◆ Short exercise ◆
Reproduce the records. Keep every word exact and include no images.

Stored data
Begin

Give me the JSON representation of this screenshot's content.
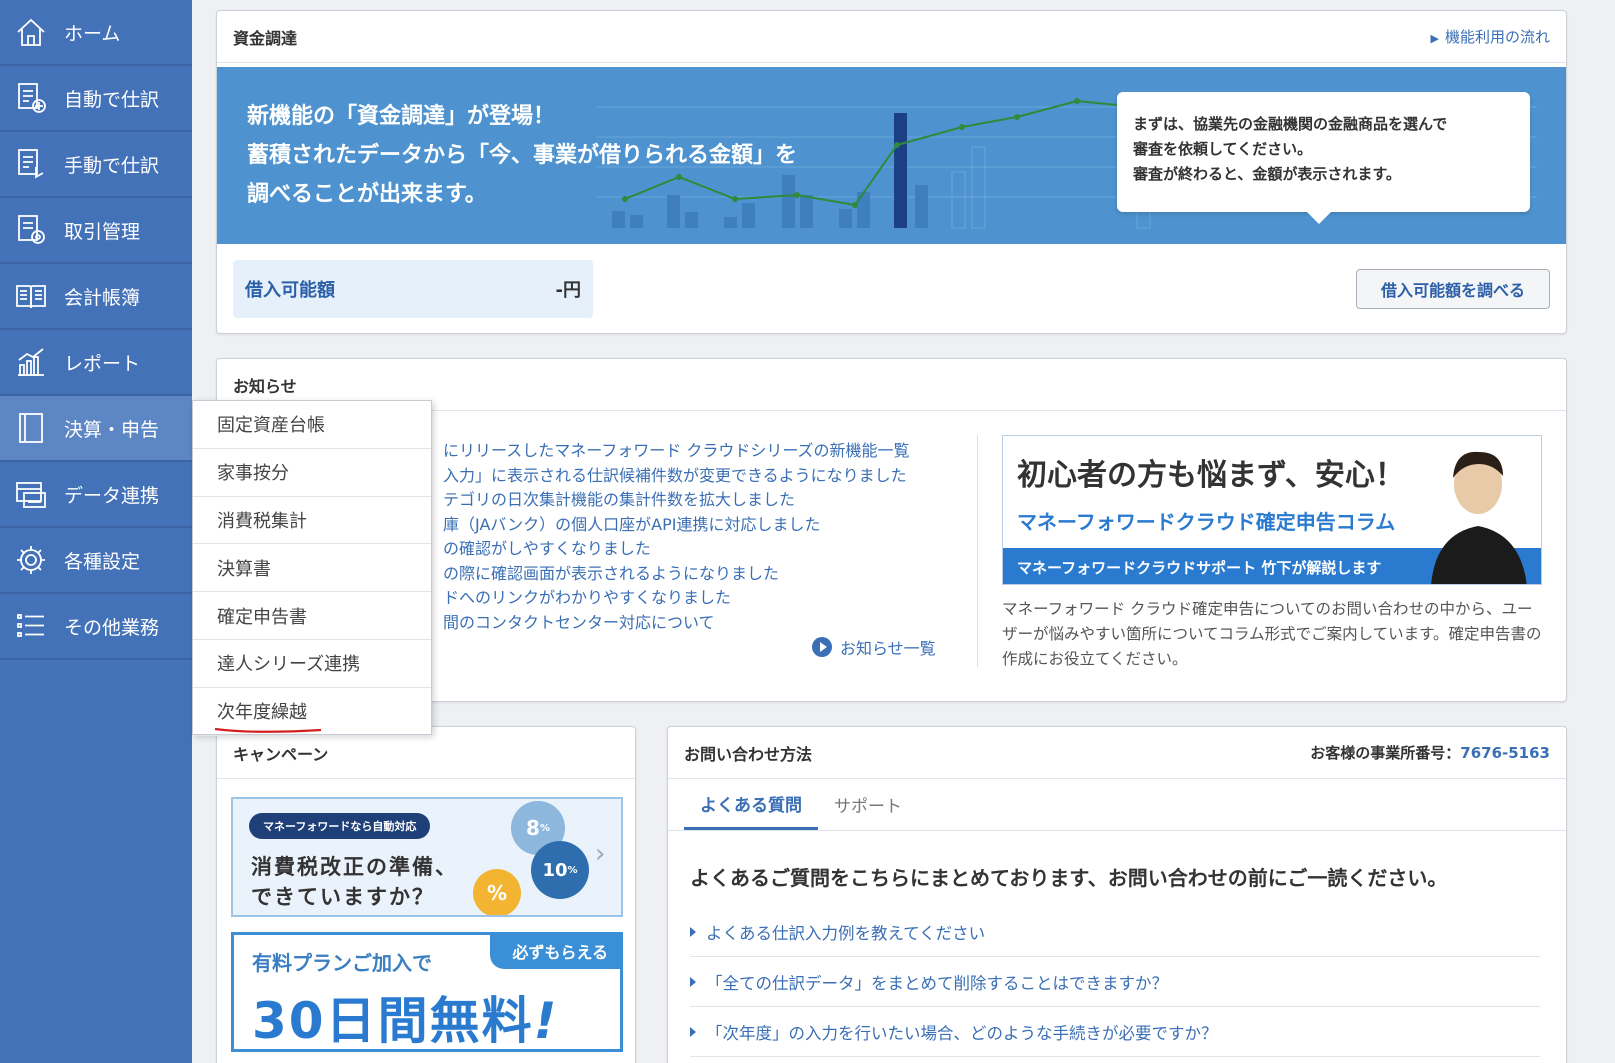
{
  "sidebar": {
    "items": [
      {
        "label": "ホーム",
        "icon": "home-icon"
      },
      {
        "label": "自動で仕訳",
        "icon": "auto-entry-icon"
      },
      {
        "label": "手動で仕訳",
        "icon": "manual-entry-icon"
      },
      {
        "label": "取引管理",
        "icon": "transactions-icon"
      },
      {
        "label": "会計帳簿",
        "icon": "ledger-book-icon"
      },
      {
        "label": "レポート",
        "icon": "report-chart-icon"
      },
      {
        "label": "決算・申告",
        "icon": "settlement-icon"
      },
      {
        "label": "データ連携",
        "icon": "data-link-icon"
      },
      {
        "label": "各種設定",
        "icon": "gear-icon"
      },
      {
        "label": "その他業務",
        "icon": "list-icon"
      }
    ]
  },
  "dropdown": {
    "items": [
      "固定資産台帳",
      "家事按分",
      "消費税集計",
      "決算書",
      "確定申告書",
      "達人シリーズ連携",
      "次年度繰越"
    ]
  },
  "finance": {
    "title": "資金調達",
    "flow_link": "機能利用の流れ",
    "banner_lines": [
      "新機能の「資金調達」が登場！",
      "蓄積されたデータから「今、事業が借りられる金額」を",
      "調べることが出来ます。"
    ],
    "bubble_lines": [
      "まずは、協業先の金融機関の金融商品を選んで",
      "審査を依頼してください。",
      "審査が終わると、金額が表示されます。"
    ],
    "borrow_label": "借入可能額",
    "borrow_value": "-円",
    "check_button": "借入可能額を調べる"
  },
  "news": {
    "title": "お知らせ",
    "items": [
      "にリリースしたマネーフォワード クラウドシリーズの新機能一覧",
      "入力」に表示される仕訳候補件数が変更できるようになりました",
      "テゴリの日次集計機能の集計件数を拡大しました",
      "庫（JAバンク）の個人口座がAPI連携に対応しました",
      "の確認がしやすくなりました",
      "の際に確認画面が表示されるようになりました",
      "ドへのリンクがわかりやすくなりました",
      "間のコンタクトセンター対応について"
    ],
    "more_link": "お知らせ一覧",
    "column": {
      "headline": "初心者の方も悩まず、安心！",
      "subtitle": "マネーフォワードクラウド確定申告コラム",
      "ribbon": "マネーフォワードクラウドサポート 竹下が解説します",
      "description": "マネーフォワード クラウド確定申告についてのお問い合わせの中から、ユーザーが悩みやすい箇所についてコラム形式でご案内しています。確定申告書の作成にお役立てください。"
    }
  },
  "campaign": {
    "title": "キャンペーン",
    "banner1": {
      "tag": "マネーフォワードなら自動対応",
      "line1": "消費税改正の準備、",
      "line2": "できていますか？",
      "rate1": "8",
      "rate2": "10",
      "unit": "%"
    },
    "banner2": {
      "line1": "有料プランご加入で",
      "badge": "必ずもらえる",
      "headline": "30日間無料",
      "mark": "!"
    }
  },
  "contact": {
    "title": "お問い合わせ方法",
    "office_label": "お客様の事業所番号：",
    "office_number": "7676-5163",
    "tabs": [
      {
        "label": "よくある質問",
        "active": true
      },
      {
        "label": "サポート",
        "active": false
      }
    ],
    "lead": "よくあるご質問をこちらにまとめております、お問い合わせの前にご一読ください。",
    "faqs": [
      "よくある仕訳入力例を教えてください",
      "「全ての仕訳データ」をまとめて削除することはできますか？",
      "「次年度」の入力を行いたい場合、どのような手続きが必要ですか？"
    ]
  },
  "colors": {
    "sidebar": "#4472b8",
    "accent": "#3a6fb5",
    "banner": "#4e93cf"
  }
}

End

◆ Exercise output ◆
Give me the JSON representation of this screenshot's content.
{
  "sidebar": {
    "items": [
      {
        "label": "ホーム",
        "icon": "home-icon"
      },
      {
        "label": "自動で仕訳",
        "icon": "auto-entry-icon"
      },
      {
        "label": "手動で仕訳",
        "icon": "manual-entry-icon"
      },
      {
        "label": "取引管理",
        "icon": "transactions-icon"
      },
      {
        "label": "会計帳簿",
        "icon": "ledger-book-icon"
      },
      {
        "label": "レポート",
        "icon": "report-chart-icon"
      },
      {
        "label": "決算・申告",
        "icon": "settlement-icon"
      },
      {
        "label": "データ連携",
        "icon": "data-link-icon"
      },
      {
        "label": "各種設定",
        "icon": "gear-icon"
      },
      {
        "label": "その他業務",
        "icon": "list-icon"
      }
    ]
  },
  "dropdown": {
    "items": [
      "固定資産台帳",
      "家事按分",
      "消費税集計",
      "決算書",
      "確定申告書",
      "達人シリーズ連携",
      "次年度繰越"
    ]
  },
  "finance": {
    "title": "資金調達",
    "flow_link": "機能利用の流れ",
    "banner_lines": [
      "新機能の「資金調達」が登場！",
      "蓄積されたデータから「今、事業が借りられる金額」を",
      "調べることが出来ます。"
    ],
    "bubble_lines": [
      "まずは、協業先の金融機関の金融商品を選んで",
      "審査を依頼してください。",
      "審査が終わると、金額が表示されます。"
    ],
    "borrow_label": "借入可能額",
    "borrow_value": "-円",
    "check_button": "借入可能額を調べる"
  },
  "news": {
    "title": "お知らせ",
    "items": [
      "にリリースしたマネーフォワード クラウドシリーズの新機能一覧",
      "入力」に表示される仕訳候補件数が変更できるようになりました",
      "テゴリの日次集計機能の集計件数を拡大しました",
      "庫（JAバンク）の個人口座がAPI連携に対応しました",
      "の確認がしやすくなりました",
      "の際に確認画面が表示されるようになりました",
      "ドへのリンクがわかりやすくなりました",
      "間のコンタクトセンター対応について"
    ],
    "more_link": "お知らせ一覧",
    "column": {
      "headline": "初心者の方も悩まず、安心！",
      "subtitle": "マネーフォワードクラウド確定申告コラム",
      "ribbon": "マネーフォワードクラウドサポート 竹下が解説します",
      "description": "マネーフォワード クラウド確定申告についてのお問い合わせの中から、ユーザーが悩みやすい箇所についてコラム形式でご案内しています。確定申告書の作成にお役立てください。"
    }
  },
  "campaign": {
    "title": "キャンペーン",
    "banner1": {
      "tag": "マネーフォワードなら自動対応",
      "line1": "消費税改正の準備、",
      "line2": "できていますか？",
      "rate1": "8",
      "rate2": "10",
      "unit": "%"
    },
    "banner2": {
      "line1": "有料プランご加入で",
      "badge": "必ずもらえる",
      "headline": "30日間無料",
      "mark": "!"
    }
  },
  "contact": {
    "title": "お問い合わせ方法",
    "office_label": "お客様の事業所番号：",
    "office_number": "7676-5163",
    "tabs": [
      {
        "label": "よくある質問",
        "active": true
      },
      {
        "label": "サポート",
        "active": false
      }
    ],
    "lead": "よくあるご質問をこちらにまとめております、お問い合わせの前にご一読ください。",
    "faqs": [
      "よくある仕訳入力例を教えてください",
      "「全ての仕訳データ」をまとめて削除することはできますか？",
      "「次年度」の入力を行いたい場合、どのような手続きが必要ですか？"
    ]
  },
  "colors": {
    "sidebar": "#4472b8",
    "accent": "#3a6fb5",
    "banner": "#4e93cf"
  }
}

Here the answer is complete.